# WHAT THE TASK ASKS
For the records below, give the count of lines holding the word "owner" and nothing more.

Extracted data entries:
-- Start --
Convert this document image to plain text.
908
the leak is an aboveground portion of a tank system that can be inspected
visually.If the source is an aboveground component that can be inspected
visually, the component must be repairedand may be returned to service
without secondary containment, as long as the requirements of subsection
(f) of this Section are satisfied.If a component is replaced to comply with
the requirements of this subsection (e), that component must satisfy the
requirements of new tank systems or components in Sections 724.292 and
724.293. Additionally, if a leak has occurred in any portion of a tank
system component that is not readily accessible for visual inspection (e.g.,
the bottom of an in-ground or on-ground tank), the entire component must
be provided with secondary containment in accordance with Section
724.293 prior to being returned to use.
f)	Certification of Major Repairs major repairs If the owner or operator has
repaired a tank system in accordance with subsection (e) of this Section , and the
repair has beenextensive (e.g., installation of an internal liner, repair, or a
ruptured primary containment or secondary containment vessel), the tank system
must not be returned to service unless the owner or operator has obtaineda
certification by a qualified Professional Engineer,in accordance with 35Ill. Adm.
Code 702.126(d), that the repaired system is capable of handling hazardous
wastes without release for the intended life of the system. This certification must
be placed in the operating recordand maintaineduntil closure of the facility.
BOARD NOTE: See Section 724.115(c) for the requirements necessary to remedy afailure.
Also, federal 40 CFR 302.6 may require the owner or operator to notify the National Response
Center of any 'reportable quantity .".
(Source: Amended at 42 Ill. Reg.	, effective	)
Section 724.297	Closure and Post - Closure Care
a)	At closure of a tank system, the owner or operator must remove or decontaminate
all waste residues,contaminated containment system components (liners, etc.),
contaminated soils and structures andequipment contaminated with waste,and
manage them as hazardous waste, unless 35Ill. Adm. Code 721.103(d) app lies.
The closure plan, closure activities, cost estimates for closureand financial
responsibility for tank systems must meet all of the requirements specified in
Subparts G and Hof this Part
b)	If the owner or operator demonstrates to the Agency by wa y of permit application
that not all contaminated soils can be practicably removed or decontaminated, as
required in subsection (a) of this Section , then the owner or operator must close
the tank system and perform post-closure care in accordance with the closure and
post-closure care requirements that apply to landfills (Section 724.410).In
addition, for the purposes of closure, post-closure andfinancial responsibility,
-- End --
-- Start --
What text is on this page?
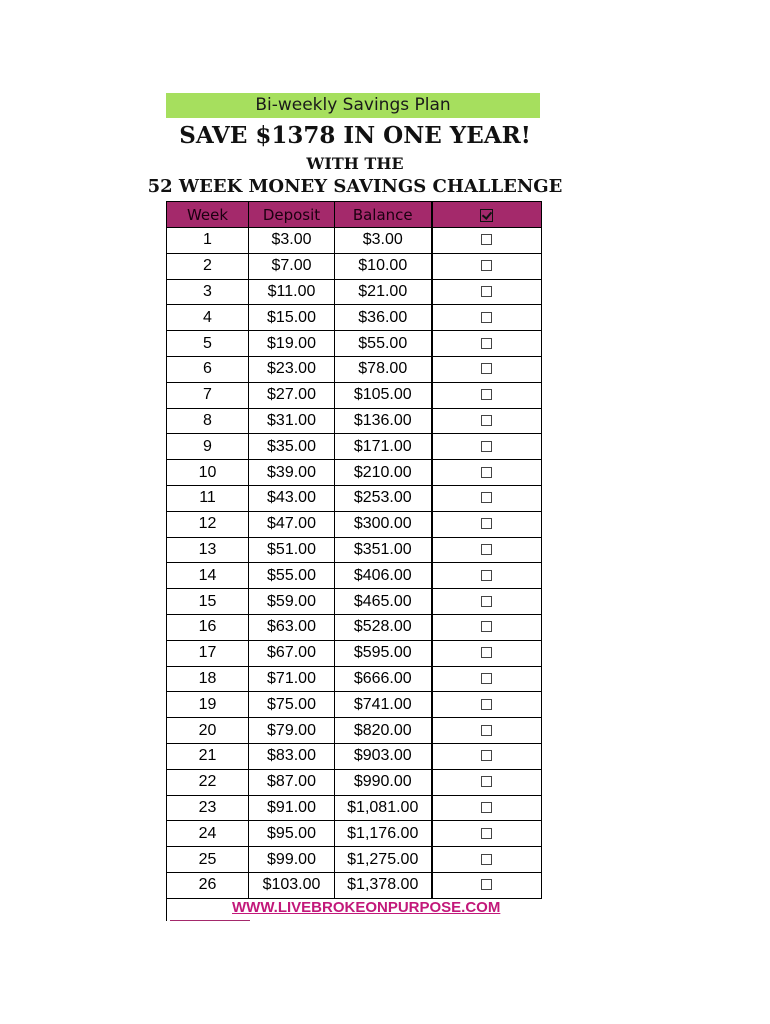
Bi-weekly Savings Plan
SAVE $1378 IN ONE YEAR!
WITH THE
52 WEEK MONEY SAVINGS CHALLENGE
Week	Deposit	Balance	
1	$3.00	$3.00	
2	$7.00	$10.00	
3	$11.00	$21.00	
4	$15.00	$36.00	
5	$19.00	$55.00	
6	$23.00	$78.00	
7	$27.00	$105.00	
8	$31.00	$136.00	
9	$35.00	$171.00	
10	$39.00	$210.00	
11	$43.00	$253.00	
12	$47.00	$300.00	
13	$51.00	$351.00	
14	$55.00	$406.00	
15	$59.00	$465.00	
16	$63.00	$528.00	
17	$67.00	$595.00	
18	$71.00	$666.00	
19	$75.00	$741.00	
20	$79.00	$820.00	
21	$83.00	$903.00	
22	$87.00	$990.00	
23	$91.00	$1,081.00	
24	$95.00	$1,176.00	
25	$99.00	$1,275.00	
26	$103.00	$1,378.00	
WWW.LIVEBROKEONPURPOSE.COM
-- End --
-- Start --
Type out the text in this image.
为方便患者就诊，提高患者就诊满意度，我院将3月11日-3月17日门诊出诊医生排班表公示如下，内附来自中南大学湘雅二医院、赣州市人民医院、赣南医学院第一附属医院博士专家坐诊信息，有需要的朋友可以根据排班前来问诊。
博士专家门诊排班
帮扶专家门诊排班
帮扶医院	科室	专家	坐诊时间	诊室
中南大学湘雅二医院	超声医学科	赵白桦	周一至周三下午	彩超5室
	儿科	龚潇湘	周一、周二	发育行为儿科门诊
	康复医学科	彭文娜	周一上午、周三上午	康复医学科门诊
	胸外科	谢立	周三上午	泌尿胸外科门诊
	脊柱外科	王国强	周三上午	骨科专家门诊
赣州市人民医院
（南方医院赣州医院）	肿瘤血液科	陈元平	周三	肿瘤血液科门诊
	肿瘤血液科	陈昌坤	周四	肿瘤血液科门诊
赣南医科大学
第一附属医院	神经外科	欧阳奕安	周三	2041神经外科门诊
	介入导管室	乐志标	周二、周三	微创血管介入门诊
-- End --
# FINAL RESULT
6